__Job__: Copy the data that follows, character for character, minus the pictures.

— begin —

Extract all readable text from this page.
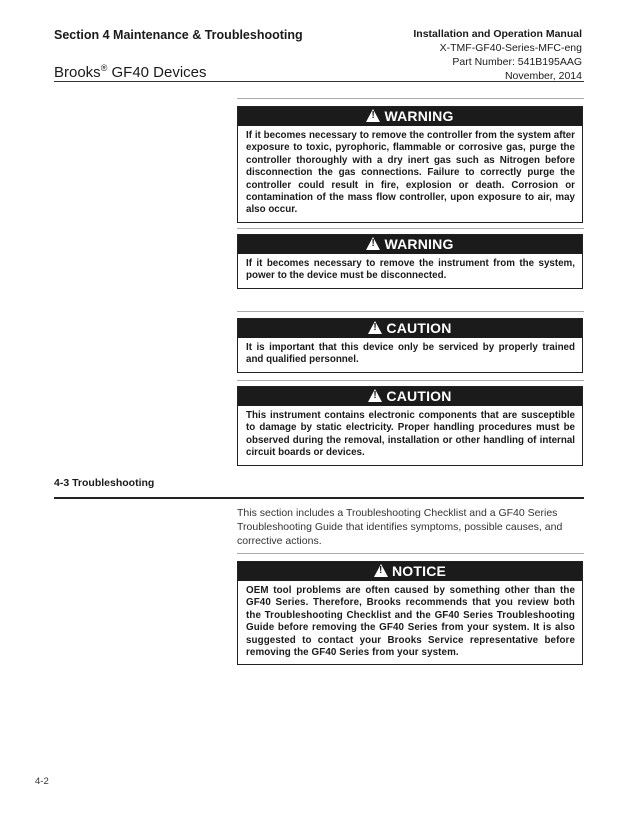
Section 4 Maintenance & Troubleshooting
Brooks® GF40 Devices
Installation and Operation Manual
X-TMF-GF40-Series-MFC-eng
Part Number: 541B195AAG
November, 2014
!WARNING
If it becomes necessary to remove the controller from the system after exposure to toxic, pyrophoric, flammable or corrosive gas, purge the controller thoroughly with a dry inert gas such as Nitrogen before disconnection the gas connections. Failure to correctly purge the controller could result in fire, explosion or death. Corrosion or contamination of the mass flow controller, upon exposure to air, may also occur.
!WARNING
If it becomes necessary to remove the instrument from the system, power to the device must be disconnected.
!CAUTION
It is important that this device only be serviced by properly trained and qualified personnel.
!CAUTION
This instrument contains electronic components that are susceptible to damage by static electricity. Proper handling procedures must be observed during the removal, installation or other handling of internal circuit boards or devices.
4-3 Troubleshooting
This section includes a Troubleshooting Checklist and a GF40 Series Troubleshooting Guide that identifies symptoms, possible causes, and corrective actions.
!NOTICE
OEM tool problems are often caused by something other than the GF40 Series. Therefore, Brooks recommends that you review both the Troubleshooting Checklist and the GF40 Series Troubleshooting Guide before removing the GF40 Series from your system. It is also suggested to contact your Brooks Service representative before removing the GF40 Series from your system.
4-2
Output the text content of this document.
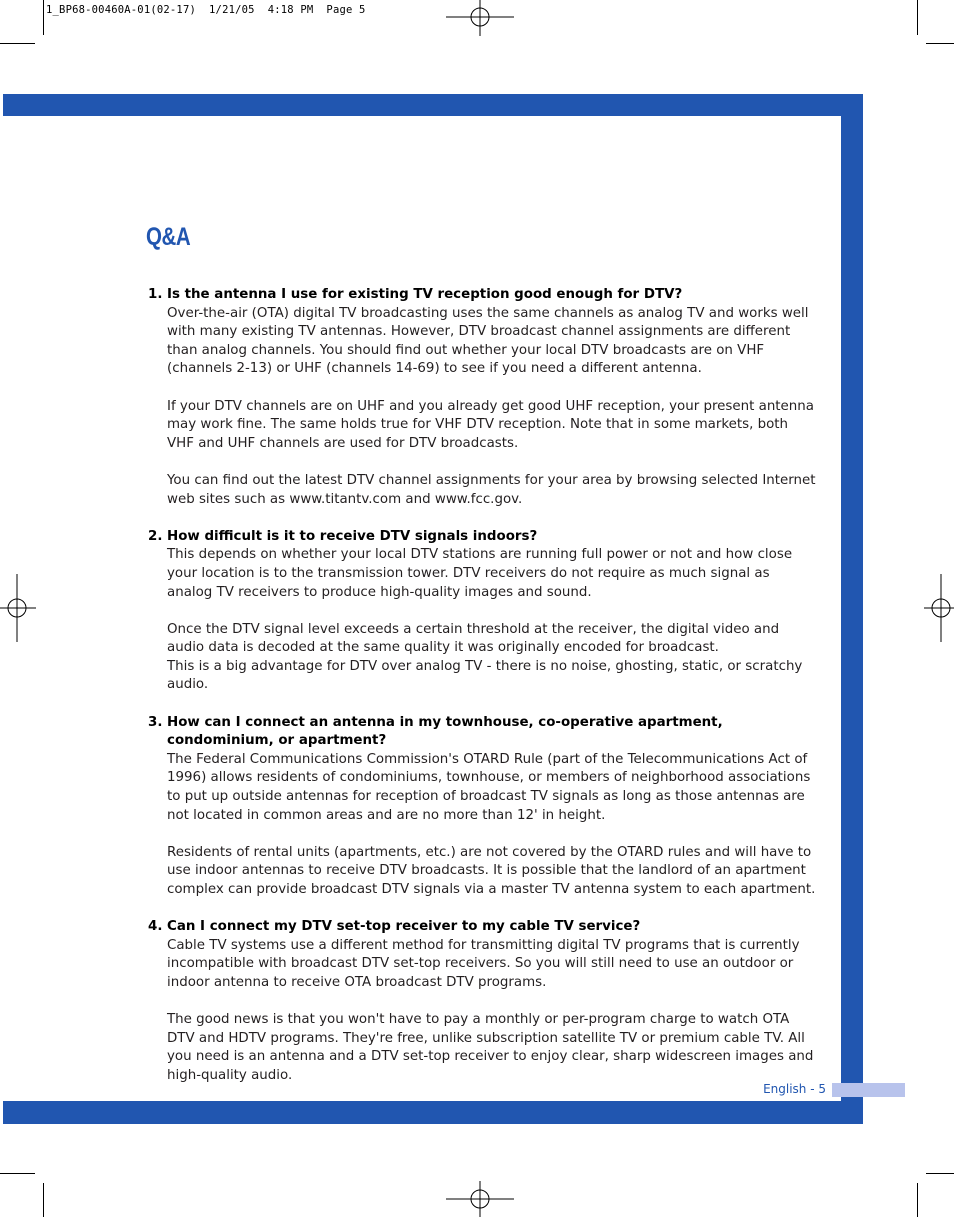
1_BP68-00460A-01(02-17)  1/21/05  4:18 PM  Page 5
Q&A
1. Is the antenna I use for existing TV reception good enough for DTV?

Over-the-air (OTA) digital TV broadcasting uses the same channels as analog TV and works well with many existing TV antennas. However, DTV broadcast channel assignments are different than analog channels. You should find out whether your local DTV broadcasts are on VHF (channels 2-13) or UHF (channels 14-69) to see if you need a different antenna.

If your DTV channels are on UHF and you already get good UHF reception, your present antenna may work fine. The same holds true for VHF DTV reception. Note that in some markets, both VHF and UHF channels are used for DTV broadcasts.

You can find out the latest DTV channel assignments for your area by browsing selected Internet web sites such as www.titantv.com and www.fcc.gov.

2. How difficult is it to receive DTV signals indoors?

This depends on whether your local DTV stations are running full power or not and how close your location is to the transmission tower. DTV receivers do not require as much signal as analog TV receivers to produce high-quality images and sound.

Once the DTV signal level exceeds a certain threshold at the receiver, the digital video and audio data is decoded at the same quality it was originally encoded for broadcast.
This is a big advantage for DTV over analog TV - there is no noise, ghosting, static, or scratchy audio.

3. How can I connect an antenna in my townhouse, co-operative apartment, condominium, or apartment?

The Federal Communications Commission's OTARD Rule (part of the Telecommunications Act of 1996) allows residents of condominiums, townhouse, or members of neighborhood associations to put up outside antennas for reception of broadcast TV signals as long as those antennas are not located in common areas and are no more than 12' in height.

Residents of rental units (apartments, etc.) are not covered by the OTARD rules and will have to use indoor antennas to receive DTV broadcasts. It is possible that the landlord of an apartment complex can provide broadcast DTV signals via a master TV antenna system to each apartment.

4. Can I connect my DTV set-top receiver to my cable TV service?

Cable TV systems use a different method for transmitting digital TV programs that is currently incompatible with broadcast DTV set-top receivers. So you will still need to use an outdoor or indoor antenna to receive OTA broadcast DTV programs.

The good news is that you won't have to pay a monthly or per-program charge to watch OTA DTV and HDTV programs. They're free, unlike subscription satellite TV or premium cable TV. All you need is an antenna and a DTV set-top receiver to enjoy clear, sharp widescreen images and high-quality audio.

English - 5
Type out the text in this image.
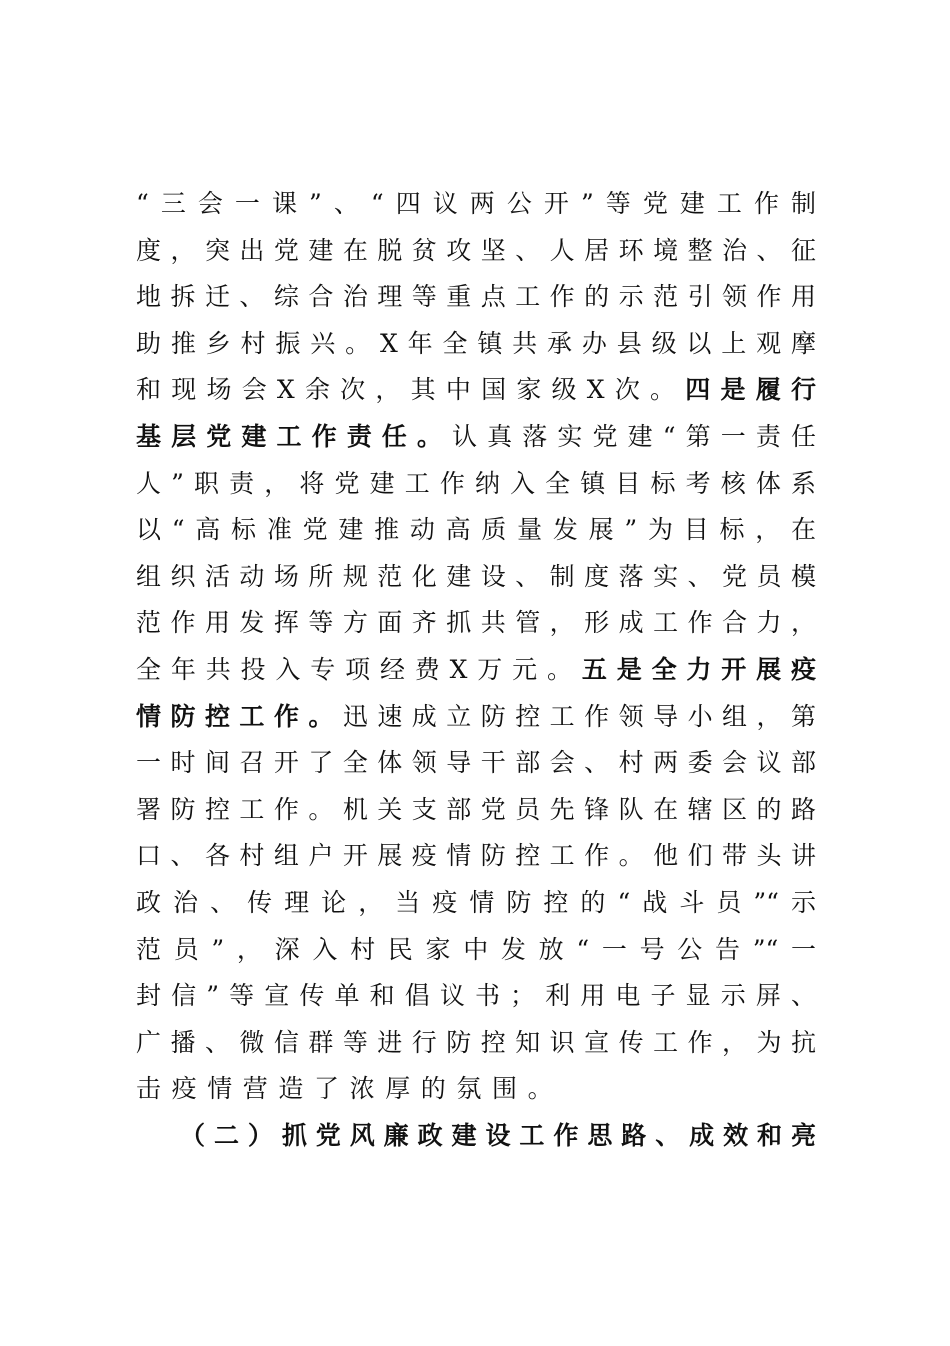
“三会一课”、“四议两公开”等党建工作制
度，突出党建在脱贫攻坚、人居环境整治、征
地拆迁、综合治理等重点工作的示范引领作用
助推乡村振兴。X年全镇共承办县级以上观摩
和现场会X余次，其中国家级X次。四是履行
基层党建工作责任。认真落实党建“第一责任
人”职责，将党建工作纳入全镇目标考核体系
以“高标准党建推动高质量发展”为目标，在
组织活动场所规范化建设、制度落实、党员模
范作用发挥等方面齐抓共管，形成工作合力，
全年共投入专项经费X万元。五是全力开展疫
情防控工作。迅速成立防控工作领导小组，第
一时间召开了全体领导干部会、村两委会议部
署防控工作。机关支部党员先锋队在辖区的路
口、各村组户开展疫情防控工作。他们带头讲
政治、传理论，当疫情防控的“战斗员”“示
范员”，深入村民家中发放“一号公告”“一
封信”等宣传单和倡议书；利用电子显示屏、
广播、微信群等进行防控知识宣传工作，为抗
击疫情营造了浓厚的氛围。
（二）抓党风廉政建设工作思路、成效和亮
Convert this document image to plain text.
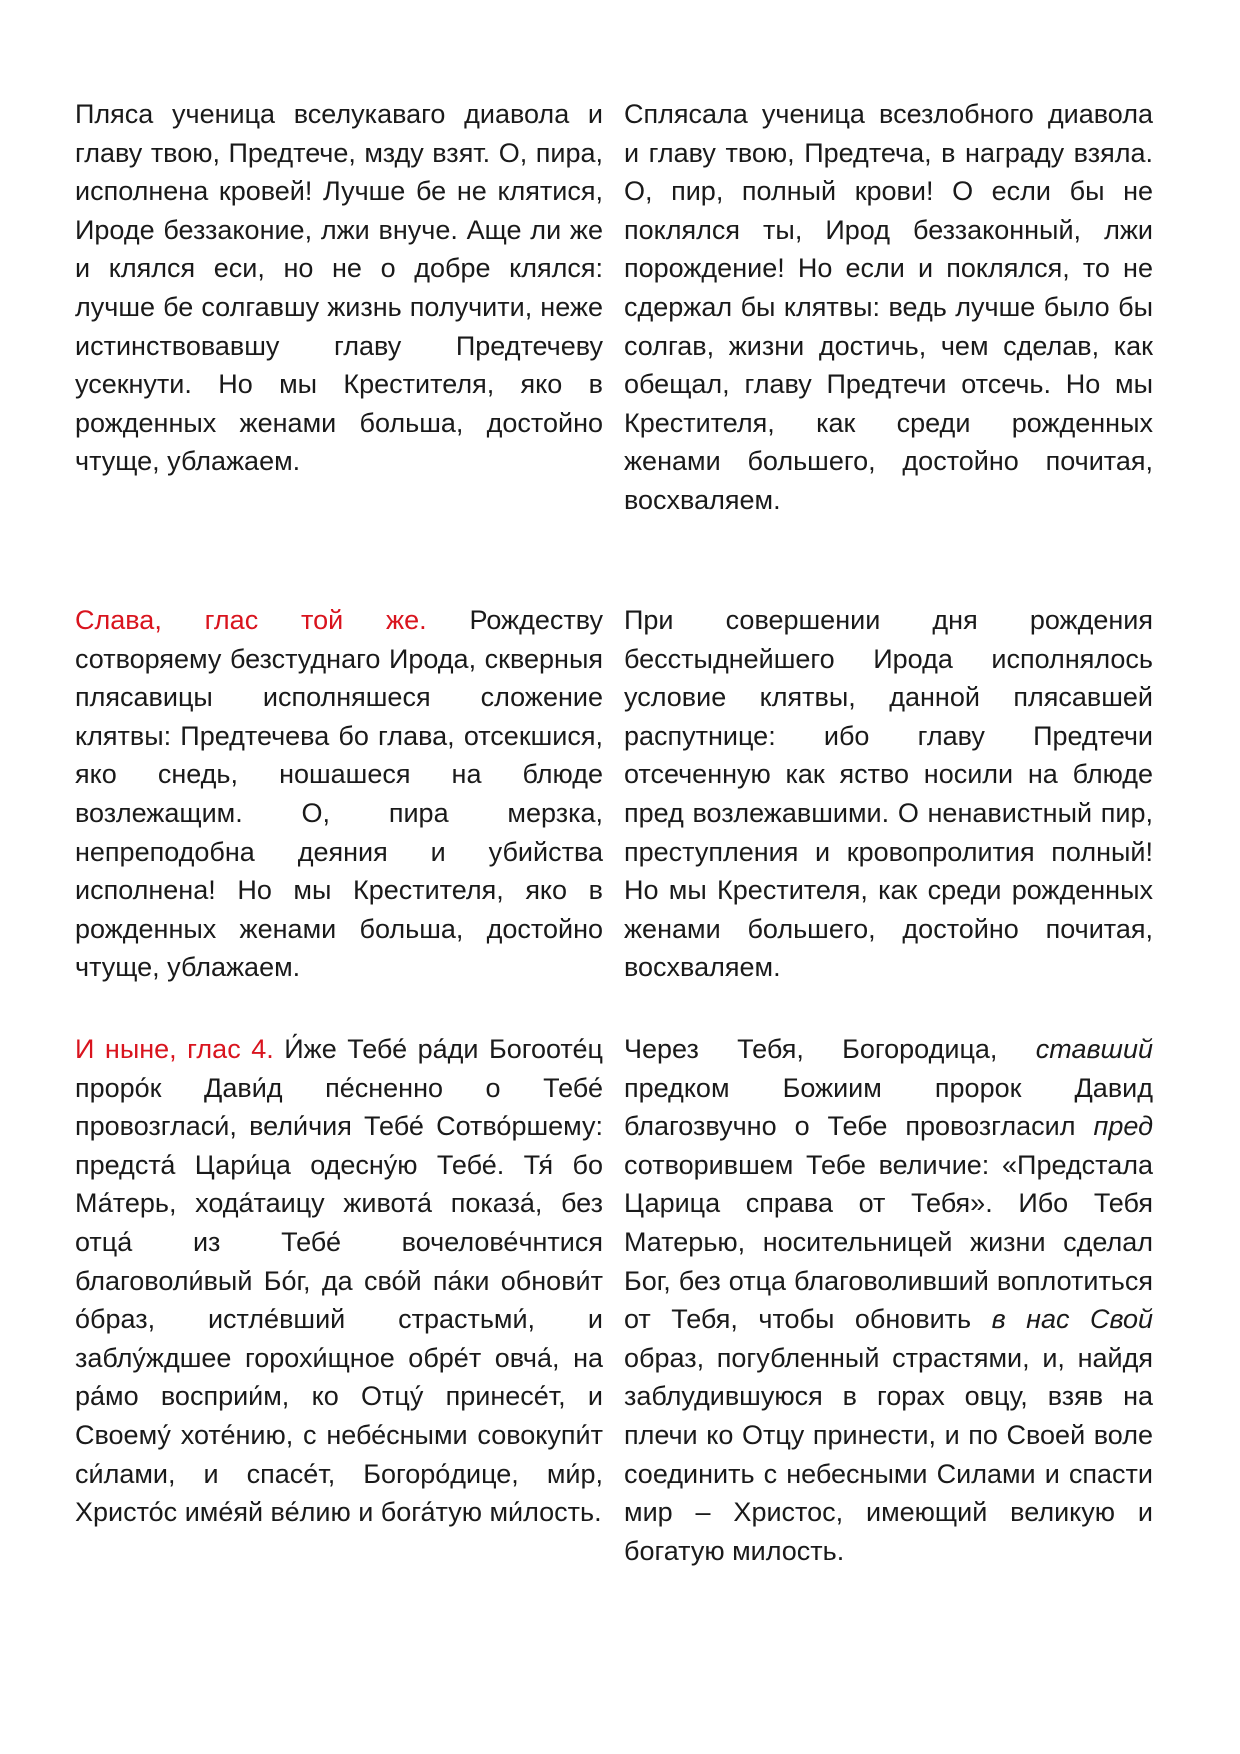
Пляса ученица вселукаваго диавола и главу твою, Предтече, мзду взят. О, пира, исполнена кровей! Лучше бе не клятися, Ироде беззаконие, лжи внуче. Аще ли же и клялся еси, но не о добре клялся: лучше бе солгавшу жизнь получити, неже истинствовавшу главу Предтечеву усекнути. Но мы Крестителя, яко в рожденных женами больша, достойно чтуще, ублажаем.

Сплясала ученица всезлобного диавола и главу твою, Предтеча, в награду взяла. О, пир, полный крови! О если бы не поклялся ты, Ирод беззаконный, лжи порождение! Но если и поклялся, то не сдержал бы клятвы: ведь лучше было бы солгав, жизни достичь, чем сделав, как обещал, главу Предтечи отсечь. Но мы Крестителя, как среди рожденных женами большего, достойно почитая, восхваляем.

Слава, глас той же. Рождеству сотворяему безстуднаго Ирода, скверныя плясавицы исполняшеся сложение клятвы: Предтечева бо глава, отсекшися, яко снедь, ношашеся на блюде возлежащим. О, пира мерзка, непреподобна деяния и убийства исполнена! Но мы Крестителя, яко в рожденных женами больша, достойно чтуще, ублажаем.

При совершении дня рождения бесстыднейшего Ирода исполнялось условие клятвы, данной плясавшей распутнице: ибо главу Предтечи отсеченную как яство носили на блюде пред возлежавшими. О ненавистный пир, преступления и кровопролития полный! Но мы Крестителя, как среди рожденных женами большего, достойно почитая, восхваляем.

И ныне, глас 4. И́же Тебе́ ра́ди Богооте́ц проро́к Дави́д пе́сненно о Тебе́ провозгласи́, вели́чия Тебе́ Сотво́ршему: предста́ Цари́ца одесну́ю Тебе́. Тя́ бо Ма́терь, хода́таицу живота́ показа́, без отца́ из Тебе́ вочелове́чнтися благоволи́вый Бо́г, да сво́й па́ки обнови́т о́браз, истле́вший страстьми́, и заблу́ждшее горохи́щное обре́т овча́, на ра́мо восприи́м, ко Отцу́ принесе́т, и Своему́ хоте́нию, с небе́сными совокупи́т си́лами, и спасе́т, Богоро́дице, ми́р, Христо́с име́яй ве́лию и бога́тую ми́лость.

Через Тебя, Богородица, ставший предком Божиим пророк Давид благозвучно о Тебе провозгласил пред сотворившем Тебе величие: «Предстала Царица справа от Тебя». Ибо Тебя Матерью, носительницей жизни сделал Бог, без отца благоволивший воплотиться от Тебя, чтобы обновить в нас Свой образ, погубленный страстями, и, найдя заблудившуюся в горах овцу, взяв на плечи ко Отцу принести, и по Своей воле соединить с небесными Силами и спасти мир – Христос, имеющий великую и богатую милость.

— end —

__Response__:
Extract all readable text from this page.
Section 4 Maintenance & Troubleshooting
Brooks® GF40 Devices
Installation and Operation Manual
X-TMF-GF40-Series-MFC-eng
Part Number: 541B195AAG
November, 2014
!WARNING
If it becomes necessary to remove the controller from the system after exposure to toxic, pyrophoric, flammable or corrosive gas, purge the controller thoroughly with a dry inert gas such as Nitrogen before disconnection the gas connections. Failure to correctly purge the controller could result in fire, explosion or death. Corrosion or contamination of the mass flow controller, upon exposure to air, may also occur.
!WARNING
If it becomes necessary to remove the instrument from the system, power to the device must be disconnected.
!CAUTION
It is important that this device only be serviced by properly trained and qualified personnel.
!CAUTION
This instrument contains electronic components that are susceptible to damage by static electricity. Proper handling procedures must be observed during the removal, installation or other handling of internal circuit boards or devices.
4-3 Troubleshooting
This section includes a Troubleshooting Checklist and a GF40 Series Troubleshooting Guide that identifies symptoms, possible causes, and corrective actions.
!NOTICE
OEM tool problems are often caused by something other than the GF40 Series. Therefore, Brooks recommends that you review both the Troubleshooting Checklist and the GF40 Series Troubleshooting Guide before removing the GF40 Series from your system. It is also suggested to contact your Brooks Service representative before removing the GF40 Series from your system.
4-2
Output the text content of this document.
1_BP68-00460A-01(02-17)  1/21/05  4:18 PM  Page 5
Q&A
1. Is the antenna I use for existing TV reception good enough for DTV?

Over-the-air (OTA) digital TV broadcasting uses the same channels as analog TV and works well with many existing TV antennas. However, DTV broadcast channel assignments are different than analog channels. You should find out whether your local DTV broadcasts are on VHF (channels 2-13) or UHF (channels 14-69) to see if you need a different antenna.

If your DTV channels are on UHF and you already get good UHF reception, your present antenna may work fine. The same holds true for VHF DTV reception. Note that in some markets, both VHF and UHF channels are used for DTV broadcasts.

You can find out the latest DTV channel assignments for your area by browsing selected Internet web sites such as www.titantv.com and www.fcc.gov.

2. How difficult is it to receive DTV signals indoors?

This depends on whether your local DTV stations are running full power or not and how close your location is to the transmission tower. DTV receivers do not require as much signal as analog TV receivers to produce high-quality images and sound.

Once the DTV signal level exceeds a certain threshold at the receiver, the digital video and audio data is decoded at the same quality it was originally encoded for broadcast.
This is a big advantage for DTV over analog TV - there is no noise, ghosting, static, or scratchy audio.

3. How can I connect an antenna in my townhouse, co-operative apartment, condominium, or apartment?

The Federal Communications Commission's OTARD Rule (part of the Telecommunications Act of 1996) allows residents of condominiums, townhouse, or members of neighborhood associations to put up outside antennas for reception of broadcast TV signals as long as those antennas are not located in common areas and are no more than 12' in height.

Residents of rental units (apartments, etc.) are not covered by the OTARD rules and will have to use indoor antennas to receive DTV broadcasts. It is possible that the landlord of an apartment complex can provide broadcast DTV signals via a master TV antenna system to each apartment.

4. Can I connect my DTV set-top receiver to my cable TV service?

Cable TV systems use a different method for transmitting digital TV programs that is currently incompatible with broadcast DTV set-top receivers. So you will still need to use an outdoor or indoor antenna to receive OTA broadcast DTV programs.

The good news is that you won't have to pay a monthly or per-program charge to watch OTA DTV and HDTV programs. They're free, unlike subscription satellite TV or premium cable TV. All you need is an antenna and a DTV set-top receiver to enjoy clear, sharp widescreen images and high-quality audio.

English - 5
Type out the text in this image.
“三会一课”、“四议两公开”等党建工作制
度，突出党建在脱贫攻坚、人居环境整治、征
地拆迁、综合治理等重点工作的示范引领作用
助推乡村振兴。X年全镇共承办县级以上观摩
和现场会X余次，其中国家级X次。四是履行
基层党建工作责任。认真落实党建“第一责任
人”职责，将党建工作纳入全镇目标考核体系
以“高标准党建推动高质量发展”为目标，在
组织活动场所规范化建设、制度落实、党员模
范作用发挥等方面齐抓共管，形成工作合力，
全年共投入专项经费X万元。五是全力开展疫
情防控工作。迅速成立防控工作领导小组，第
一时间召开了全体领导干部会、村两委会议部
署防控工作。机关支部党员先锋队在辖区的路
口、各村组户开展疫情防控工作。他们带头讲
政治、传理论，当疫情防控的“战斗员”“示
范员”，深入村民家中发放“一号公告”“一
封信”等宣传单和倡议书；利用电子显示屏、
广播、微信群等进行防控知识宣传工作，为抗
击疫情营造了浓厚的氛围。
（二）抓党风廉政建设工作思路、成效和亮
Convert this document image to plain text.
Пляса ученица вселукаваго диавола и главу твою, Предтече, мзду взят. О, пира, исполнена кровей! Лучше бе не клятися, Ироде беззаконие, лжи внуче. Аще ли же и клялся еси, но не о добре клялся: лучше бе солгавшу жизнь получити, неже истинствовавшу главу Предтечеву усекнути. Но мы Крестителя, яко в рожденных женами больша, достойно чтуще, ублажаем.

Сплясала ученица всезлобного диавола и главу твою, Предтеча, в награду взяла. О, пир, полный крови! О если бы не поклялся ты, Ирод беззаконный, лжи порождение! Но если и поклялся, то не сдержал бы клятвы: ведь лучше было бы солгав, жизни достичь, чем сделав, как обещал, главу Предтечи отсечь. Но мы Крестителя, как среди рожденных женами большего, достойно почитая, восхваляем.

Слава, глас той же. Рождеству сотворяему безстуднаго Ирода, скверныя плясавицы исполняшеся сложение клятвы: Предтечева бо глава, отсекшися, яко снедь, ношашеся на блюде возлежащим. О, пира мерзка, непреподобна деяния и убийства исполнена! Но мы Крестителя, яко в рожденных женами больша, достойно чтуще, ублажаем.

При совершении дня рождения бесстыднейшего Ирода исполнялось условие клятвы, данной плясавшей распутнице: ибо главу Предтечи отсеченную как яство носили на блюде пред возлежавшими. О ненавистный пир, преступления и кровопролития полный! Но мы Крестителя, как среди рожденных женами большего, достойно почитая, восхваляем.

И ныне, глас 4. И́же Тебе́ ра́ди Богооте́ц проро́к Дави́д пе́сненно о Тебе́ провозгласи́, вели́чия Тебе́ Сотво́ршему: предста́ Цари́ца одесну́ю Тебе́. Тя́ бо Ма́терь, хода́таицу живота́ показа́, без отца́ из Тебе́ вочелове́чнтися благоволи́вый Бо́г, да сво́й па́ки обнови́т о́браз, истле́вший страстьми́, и заблу́ждшее горохи́щное обре́т овча́, на ра́мо восприи́м, ко Отцу́ принесе́т, и Своему́ хоте́нию, с небе́сными совокупи́т си́лами, и спасе́т, Богоро́дице, ми́р, Христо́с име́яй ве́лию и бога́тую ми́лость.

Через Тебя, Богородица, ставший предком Божиим пророк Давид благозвучно о Тебе провозгласил пред сотворившем Тебе величие: «Предстала Царица справа от Тебя». Ибо Тебя Матерью, носительницей жизни сделал Бог, без отца благоволивший воплотиться от Тебя, чтобы обновить в нас Свой образ, погубленный страстями, и, найдя заблудившуюся в горах овцу, взяв на плечи ко Отцу принести, и по Своей воле соединить с небесными Силами и спасти мир – Христос, имеющий великую и богатую милость.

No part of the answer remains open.